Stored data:
----

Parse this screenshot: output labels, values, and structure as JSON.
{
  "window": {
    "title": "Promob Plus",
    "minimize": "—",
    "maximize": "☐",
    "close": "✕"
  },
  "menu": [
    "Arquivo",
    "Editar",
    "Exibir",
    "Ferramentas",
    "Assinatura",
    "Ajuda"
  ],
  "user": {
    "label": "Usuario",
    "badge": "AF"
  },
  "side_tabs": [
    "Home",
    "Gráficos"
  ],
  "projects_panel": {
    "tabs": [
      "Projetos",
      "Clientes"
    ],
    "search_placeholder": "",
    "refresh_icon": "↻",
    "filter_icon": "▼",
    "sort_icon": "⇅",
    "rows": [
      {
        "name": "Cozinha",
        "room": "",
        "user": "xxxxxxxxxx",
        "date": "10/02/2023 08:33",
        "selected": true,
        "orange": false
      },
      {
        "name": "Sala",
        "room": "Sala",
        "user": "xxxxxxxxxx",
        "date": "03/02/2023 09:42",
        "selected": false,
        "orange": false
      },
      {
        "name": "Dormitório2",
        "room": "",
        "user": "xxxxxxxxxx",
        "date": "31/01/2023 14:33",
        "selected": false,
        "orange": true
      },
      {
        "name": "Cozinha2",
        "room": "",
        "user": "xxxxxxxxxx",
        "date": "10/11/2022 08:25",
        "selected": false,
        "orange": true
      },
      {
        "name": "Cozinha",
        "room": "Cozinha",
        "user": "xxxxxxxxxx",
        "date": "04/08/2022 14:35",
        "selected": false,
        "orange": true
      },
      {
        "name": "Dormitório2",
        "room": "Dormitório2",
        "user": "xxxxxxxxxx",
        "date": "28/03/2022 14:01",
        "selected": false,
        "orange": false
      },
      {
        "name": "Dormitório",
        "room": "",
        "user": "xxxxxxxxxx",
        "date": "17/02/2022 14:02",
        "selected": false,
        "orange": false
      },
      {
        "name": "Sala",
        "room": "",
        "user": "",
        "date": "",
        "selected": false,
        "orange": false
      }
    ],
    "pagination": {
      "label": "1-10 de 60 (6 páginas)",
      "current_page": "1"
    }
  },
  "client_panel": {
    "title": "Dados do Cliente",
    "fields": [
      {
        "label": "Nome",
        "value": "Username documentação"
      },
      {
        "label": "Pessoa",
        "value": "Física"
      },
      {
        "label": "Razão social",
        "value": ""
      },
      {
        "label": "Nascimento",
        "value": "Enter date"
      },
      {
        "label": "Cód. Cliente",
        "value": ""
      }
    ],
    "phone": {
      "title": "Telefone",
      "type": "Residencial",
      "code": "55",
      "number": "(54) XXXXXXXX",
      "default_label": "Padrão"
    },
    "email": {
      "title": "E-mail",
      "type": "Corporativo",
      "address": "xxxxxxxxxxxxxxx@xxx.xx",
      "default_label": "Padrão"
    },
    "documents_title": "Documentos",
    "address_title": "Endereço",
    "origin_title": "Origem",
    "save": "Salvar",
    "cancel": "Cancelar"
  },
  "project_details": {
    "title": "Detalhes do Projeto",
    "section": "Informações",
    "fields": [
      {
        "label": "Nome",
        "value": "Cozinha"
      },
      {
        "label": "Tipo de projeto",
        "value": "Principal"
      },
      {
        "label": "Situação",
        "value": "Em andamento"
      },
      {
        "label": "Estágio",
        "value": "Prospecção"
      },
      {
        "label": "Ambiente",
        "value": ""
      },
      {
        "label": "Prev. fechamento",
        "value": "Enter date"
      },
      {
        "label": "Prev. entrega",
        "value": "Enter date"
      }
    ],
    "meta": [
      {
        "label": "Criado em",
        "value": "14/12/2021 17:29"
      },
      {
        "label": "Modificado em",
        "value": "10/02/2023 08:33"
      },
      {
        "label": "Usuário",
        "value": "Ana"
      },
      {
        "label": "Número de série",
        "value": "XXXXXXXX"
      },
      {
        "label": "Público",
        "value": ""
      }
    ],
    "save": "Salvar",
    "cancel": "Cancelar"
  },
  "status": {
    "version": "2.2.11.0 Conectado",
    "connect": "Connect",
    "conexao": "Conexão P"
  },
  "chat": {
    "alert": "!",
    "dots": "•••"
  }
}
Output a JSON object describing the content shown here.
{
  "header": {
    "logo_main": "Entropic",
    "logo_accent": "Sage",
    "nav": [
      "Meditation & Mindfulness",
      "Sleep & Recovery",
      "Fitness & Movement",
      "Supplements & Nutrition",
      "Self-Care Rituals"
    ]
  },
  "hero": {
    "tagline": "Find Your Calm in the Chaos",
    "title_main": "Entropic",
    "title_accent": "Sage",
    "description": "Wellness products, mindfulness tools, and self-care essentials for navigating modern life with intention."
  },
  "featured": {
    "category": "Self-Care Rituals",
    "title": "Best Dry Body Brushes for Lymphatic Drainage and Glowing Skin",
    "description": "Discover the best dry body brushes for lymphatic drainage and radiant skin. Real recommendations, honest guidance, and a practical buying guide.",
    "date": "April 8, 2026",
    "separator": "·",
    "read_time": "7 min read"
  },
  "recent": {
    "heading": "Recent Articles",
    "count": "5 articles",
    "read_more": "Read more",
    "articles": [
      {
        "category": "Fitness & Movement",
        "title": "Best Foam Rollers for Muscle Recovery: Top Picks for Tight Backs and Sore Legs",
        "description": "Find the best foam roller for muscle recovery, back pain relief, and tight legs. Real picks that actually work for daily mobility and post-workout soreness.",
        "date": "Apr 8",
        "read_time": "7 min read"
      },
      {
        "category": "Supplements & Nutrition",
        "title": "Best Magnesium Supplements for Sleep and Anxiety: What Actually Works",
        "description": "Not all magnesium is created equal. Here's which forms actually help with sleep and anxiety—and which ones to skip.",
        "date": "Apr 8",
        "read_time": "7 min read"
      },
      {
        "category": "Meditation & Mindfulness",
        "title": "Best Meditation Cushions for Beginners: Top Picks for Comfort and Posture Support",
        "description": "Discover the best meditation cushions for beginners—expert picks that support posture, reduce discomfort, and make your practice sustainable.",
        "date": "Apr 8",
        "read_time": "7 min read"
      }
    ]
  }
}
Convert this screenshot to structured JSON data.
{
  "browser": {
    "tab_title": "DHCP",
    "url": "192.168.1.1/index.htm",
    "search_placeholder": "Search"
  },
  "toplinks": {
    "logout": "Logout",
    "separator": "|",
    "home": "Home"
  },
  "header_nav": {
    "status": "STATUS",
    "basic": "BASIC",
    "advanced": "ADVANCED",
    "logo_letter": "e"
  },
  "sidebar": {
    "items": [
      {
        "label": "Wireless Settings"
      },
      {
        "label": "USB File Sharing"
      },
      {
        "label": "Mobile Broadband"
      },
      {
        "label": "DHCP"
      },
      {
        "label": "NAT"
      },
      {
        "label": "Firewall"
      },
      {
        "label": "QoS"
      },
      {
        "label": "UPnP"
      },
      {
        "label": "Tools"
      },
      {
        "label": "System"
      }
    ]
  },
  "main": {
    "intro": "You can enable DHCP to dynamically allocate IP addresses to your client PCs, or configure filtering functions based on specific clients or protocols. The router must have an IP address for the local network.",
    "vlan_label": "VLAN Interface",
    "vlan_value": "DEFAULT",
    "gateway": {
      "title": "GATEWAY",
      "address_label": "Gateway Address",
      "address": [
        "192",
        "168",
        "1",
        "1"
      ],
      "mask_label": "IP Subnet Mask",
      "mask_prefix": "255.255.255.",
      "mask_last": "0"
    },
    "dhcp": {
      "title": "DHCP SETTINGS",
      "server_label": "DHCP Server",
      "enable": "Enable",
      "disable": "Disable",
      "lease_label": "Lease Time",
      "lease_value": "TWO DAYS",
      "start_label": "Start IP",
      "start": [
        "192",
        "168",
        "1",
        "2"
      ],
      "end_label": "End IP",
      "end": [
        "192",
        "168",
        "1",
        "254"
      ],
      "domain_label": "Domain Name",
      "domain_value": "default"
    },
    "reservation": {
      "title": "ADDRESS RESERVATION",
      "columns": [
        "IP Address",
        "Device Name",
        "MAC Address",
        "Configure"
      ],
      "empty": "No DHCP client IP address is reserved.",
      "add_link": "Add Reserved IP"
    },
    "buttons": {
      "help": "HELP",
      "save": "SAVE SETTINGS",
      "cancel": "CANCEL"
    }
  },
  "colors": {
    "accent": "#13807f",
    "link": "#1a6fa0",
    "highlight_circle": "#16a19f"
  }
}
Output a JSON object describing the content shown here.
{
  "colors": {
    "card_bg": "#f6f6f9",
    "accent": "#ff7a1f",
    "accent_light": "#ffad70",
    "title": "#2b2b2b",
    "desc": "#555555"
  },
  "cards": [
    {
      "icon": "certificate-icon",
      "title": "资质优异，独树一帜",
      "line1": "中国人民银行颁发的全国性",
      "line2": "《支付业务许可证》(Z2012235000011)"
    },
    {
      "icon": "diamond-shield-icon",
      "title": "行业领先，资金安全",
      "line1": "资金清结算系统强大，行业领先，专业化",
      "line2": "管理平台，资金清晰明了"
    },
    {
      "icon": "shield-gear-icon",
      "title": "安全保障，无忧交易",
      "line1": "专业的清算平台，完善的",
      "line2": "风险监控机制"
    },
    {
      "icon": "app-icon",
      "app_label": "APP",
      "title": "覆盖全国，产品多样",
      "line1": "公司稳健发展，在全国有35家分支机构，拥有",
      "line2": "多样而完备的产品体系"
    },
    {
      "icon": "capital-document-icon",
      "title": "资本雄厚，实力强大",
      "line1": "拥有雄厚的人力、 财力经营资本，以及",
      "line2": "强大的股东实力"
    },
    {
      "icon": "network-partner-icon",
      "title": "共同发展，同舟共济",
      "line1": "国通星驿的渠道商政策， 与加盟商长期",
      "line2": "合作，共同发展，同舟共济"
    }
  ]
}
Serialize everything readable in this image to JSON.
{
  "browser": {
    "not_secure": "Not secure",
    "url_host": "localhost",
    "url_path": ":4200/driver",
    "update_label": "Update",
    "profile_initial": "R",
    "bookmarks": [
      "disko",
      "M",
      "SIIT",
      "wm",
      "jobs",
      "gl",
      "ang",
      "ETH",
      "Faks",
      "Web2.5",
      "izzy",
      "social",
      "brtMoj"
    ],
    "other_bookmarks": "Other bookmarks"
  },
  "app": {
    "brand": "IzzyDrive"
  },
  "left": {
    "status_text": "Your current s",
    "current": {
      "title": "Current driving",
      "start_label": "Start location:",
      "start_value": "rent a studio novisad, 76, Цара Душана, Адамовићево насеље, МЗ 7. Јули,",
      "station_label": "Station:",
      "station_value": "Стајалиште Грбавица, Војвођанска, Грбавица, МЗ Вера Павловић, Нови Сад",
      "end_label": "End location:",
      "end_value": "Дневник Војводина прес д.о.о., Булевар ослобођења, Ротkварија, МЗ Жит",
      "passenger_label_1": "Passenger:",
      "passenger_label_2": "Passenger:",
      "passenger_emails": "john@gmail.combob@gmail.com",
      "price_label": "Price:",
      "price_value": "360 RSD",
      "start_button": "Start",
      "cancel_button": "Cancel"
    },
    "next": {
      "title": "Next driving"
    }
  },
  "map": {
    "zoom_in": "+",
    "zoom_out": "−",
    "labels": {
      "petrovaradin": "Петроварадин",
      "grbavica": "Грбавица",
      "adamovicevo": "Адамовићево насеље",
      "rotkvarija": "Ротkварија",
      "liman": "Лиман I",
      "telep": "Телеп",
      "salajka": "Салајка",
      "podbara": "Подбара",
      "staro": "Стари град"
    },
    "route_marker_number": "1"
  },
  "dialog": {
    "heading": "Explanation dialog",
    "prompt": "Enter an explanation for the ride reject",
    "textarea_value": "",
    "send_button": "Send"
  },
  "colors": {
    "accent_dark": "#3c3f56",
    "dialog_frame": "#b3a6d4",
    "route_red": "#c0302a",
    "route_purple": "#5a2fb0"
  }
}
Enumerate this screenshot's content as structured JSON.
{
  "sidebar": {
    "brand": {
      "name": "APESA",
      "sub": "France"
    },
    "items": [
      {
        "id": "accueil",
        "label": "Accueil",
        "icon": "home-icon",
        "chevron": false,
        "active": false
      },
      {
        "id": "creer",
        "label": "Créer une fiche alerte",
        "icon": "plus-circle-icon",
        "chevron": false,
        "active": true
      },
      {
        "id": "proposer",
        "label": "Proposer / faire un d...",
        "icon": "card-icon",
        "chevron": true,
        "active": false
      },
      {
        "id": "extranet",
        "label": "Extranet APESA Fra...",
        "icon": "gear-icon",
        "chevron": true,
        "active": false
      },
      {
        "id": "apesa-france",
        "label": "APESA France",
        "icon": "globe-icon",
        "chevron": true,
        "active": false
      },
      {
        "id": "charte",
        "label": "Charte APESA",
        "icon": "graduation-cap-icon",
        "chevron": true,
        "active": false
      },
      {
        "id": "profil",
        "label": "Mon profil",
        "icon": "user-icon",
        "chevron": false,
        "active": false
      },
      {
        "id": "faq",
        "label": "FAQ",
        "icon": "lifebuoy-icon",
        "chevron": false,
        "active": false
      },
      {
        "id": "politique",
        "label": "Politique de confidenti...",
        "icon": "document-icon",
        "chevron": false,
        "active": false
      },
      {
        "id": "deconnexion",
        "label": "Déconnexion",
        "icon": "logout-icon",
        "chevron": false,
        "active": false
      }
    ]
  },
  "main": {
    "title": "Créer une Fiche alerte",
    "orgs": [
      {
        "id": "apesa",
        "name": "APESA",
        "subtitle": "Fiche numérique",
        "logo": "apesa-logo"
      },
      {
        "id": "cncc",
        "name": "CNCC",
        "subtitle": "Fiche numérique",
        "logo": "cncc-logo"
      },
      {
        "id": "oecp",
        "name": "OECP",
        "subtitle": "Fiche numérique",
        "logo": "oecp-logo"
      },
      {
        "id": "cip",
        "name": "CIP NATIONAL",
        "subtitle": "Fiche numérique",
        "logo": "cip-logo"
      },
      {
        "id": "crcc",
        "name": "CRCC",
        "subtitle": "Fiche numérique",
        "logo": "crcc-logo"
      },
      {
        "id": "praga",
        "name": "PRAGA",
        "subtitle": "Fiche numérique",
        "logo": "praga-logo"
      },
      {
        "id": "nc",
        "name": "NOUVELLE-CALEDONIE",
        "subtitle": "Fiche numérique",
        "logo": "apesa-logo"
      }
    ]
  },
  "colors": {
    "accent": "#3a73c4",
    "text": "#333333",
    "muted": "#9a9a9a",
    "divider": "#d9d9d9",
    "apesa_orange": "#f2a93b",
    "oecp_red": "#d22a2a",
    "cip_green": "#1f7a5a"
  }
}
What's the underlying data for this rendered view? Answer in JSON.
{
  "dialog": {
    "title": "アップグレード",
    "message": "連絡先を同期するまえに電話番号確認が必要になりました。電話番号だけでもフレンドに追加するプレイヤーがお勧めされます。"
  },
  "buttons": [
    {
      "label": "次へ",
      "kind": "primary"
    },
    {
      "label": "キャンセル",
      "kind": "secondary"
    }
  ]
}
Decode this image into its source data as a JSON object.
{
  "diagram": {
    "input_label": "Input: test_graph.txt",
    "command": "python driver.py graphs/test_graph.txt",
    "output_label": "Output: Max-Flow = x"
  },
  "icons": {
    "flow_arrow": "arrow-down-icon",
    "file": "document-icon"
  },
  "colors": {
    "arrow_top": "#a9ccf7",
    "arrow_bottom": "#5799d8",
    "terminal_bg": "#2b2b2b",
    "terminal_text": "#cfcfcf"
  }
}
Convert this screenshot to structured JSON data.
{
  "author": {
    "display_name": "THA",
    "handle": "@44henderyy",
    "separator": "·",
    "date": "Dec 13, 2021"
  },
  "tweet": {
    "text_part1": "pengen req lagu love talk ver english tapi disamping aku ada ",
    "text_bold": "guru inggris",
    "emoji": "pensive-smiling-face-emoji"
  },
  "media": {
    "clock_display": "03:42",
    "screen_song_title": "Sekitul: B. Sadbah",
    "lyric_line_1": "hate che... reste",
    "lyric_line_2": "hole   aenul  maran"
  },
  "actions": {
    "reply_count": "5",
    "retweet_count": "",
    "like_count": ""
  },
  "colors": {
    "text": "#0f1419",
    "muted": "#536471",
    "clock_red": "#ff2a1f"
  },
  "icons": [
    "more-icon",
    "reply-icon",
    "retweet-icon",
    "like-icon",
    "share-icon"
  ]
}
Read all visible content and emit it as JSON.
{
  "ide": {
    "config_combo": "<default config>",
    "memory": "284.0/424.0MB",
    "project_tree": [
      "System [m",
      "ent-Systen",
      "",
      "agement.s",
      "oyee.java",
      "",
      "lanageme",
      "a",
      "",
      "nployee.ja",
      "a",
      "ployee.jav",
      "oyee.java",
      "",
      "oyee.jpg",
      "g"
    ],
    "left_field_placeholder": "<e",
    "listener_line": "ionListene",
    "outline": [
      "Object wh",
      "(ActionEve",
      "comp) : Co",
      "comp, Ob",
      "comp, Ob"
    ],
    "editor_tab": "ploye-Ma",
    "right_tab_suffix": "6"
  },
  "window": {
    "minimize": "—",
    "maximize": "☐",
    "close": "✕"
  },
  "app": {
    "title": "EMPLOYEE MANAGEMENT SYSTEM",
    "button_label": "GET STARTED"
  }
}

----

— CHALLENGE —
What is the number of lines containing "description"? Give that number only.

— REPLY —
5